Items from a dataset
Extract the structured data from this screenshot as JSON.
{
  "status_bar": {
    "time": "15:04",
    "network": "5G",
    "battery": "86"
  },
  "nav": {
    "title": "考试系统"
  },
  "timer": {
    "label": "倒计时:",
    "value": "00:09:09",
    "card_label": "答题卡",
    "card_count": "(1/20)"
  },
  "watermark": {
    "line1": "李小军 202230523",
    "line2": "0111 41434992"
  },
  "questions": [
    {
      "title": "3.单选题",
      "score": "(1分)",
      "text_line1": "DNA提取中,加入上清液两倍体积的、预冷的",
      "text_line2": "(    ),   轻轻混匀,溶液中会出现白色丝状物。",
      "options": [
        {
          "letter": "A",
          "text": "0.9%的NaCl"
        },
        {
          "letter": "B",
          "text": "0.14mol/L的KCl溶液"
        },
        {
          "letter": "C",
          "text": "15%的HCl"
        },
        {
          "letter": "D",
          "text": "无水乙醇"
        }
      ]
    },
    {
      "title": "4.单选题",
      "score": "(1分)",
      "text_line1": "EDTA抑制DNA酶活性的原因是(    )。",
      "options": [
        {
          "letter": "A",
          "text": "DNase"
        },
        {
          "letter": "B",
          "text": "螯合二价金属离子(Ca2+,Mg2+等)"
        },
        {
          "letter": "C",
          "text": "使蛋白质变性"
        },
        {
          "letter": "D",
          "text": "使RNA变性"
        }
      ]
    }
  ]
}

### INSTRUCTION
Your task is to print all of the records exactly.

### SOLUTION FOR THIS TASK
Extract the structured data from this screenshot as JSON.
{
  "status_bar": {
    "time": "15:04",
    "network": "5G",
    "battery": "86"
  },
  "nav": {
    "title": "考试系统"
  },
  "timer": {
    "label": "倒计时:",
    "value": "00:09:09",
    "card_label": "答题卡",
    "card_count": "(1/20)"
  },
  "watermark": {
    "line1": "李小军 202230523",
    "line2": "0111 41434992"
  },
  "questions": [
    {
      "title": "3.单选题",
      "score": "(1分)",
      "text_line1": "DNA提取中,加入上清液两倍体积的、预冷的",
      "text_line2": "(    ),   轻轻混匀,溶液中会出现白色丝状物。",
      "options": [
        {
          "letter": "A",
          "text": "0.9%的NaCl"
        },
        {
          "letter": "B",
          "text": "0.14mol/L的KCl溶液"
        },
        {
          "letter": "C",
          "text": "15%的HCl"
        },
        {
          "letter": "D",
          "text": "无水乙醇"
        }
      ]
    },
    {
      "title": "4.单选题",
      "score": "(1分)",
      "text_line1": "EDTA抑制DNA酶活性的原因是(    )。",
      "options": [
        {
          "letter": "A",
          "text": "DNase"
        },
        {
          "letter": "B",
          "text": "螯合二价金属离子(Ca2+,Mg2+等)"
        },
        {
          "letter": "C",
          "text": "使蛋白质变性"
        },
        {
          "letter": "D",
          "text": "使RNA变性"
        }
      ]
    }
  ]
}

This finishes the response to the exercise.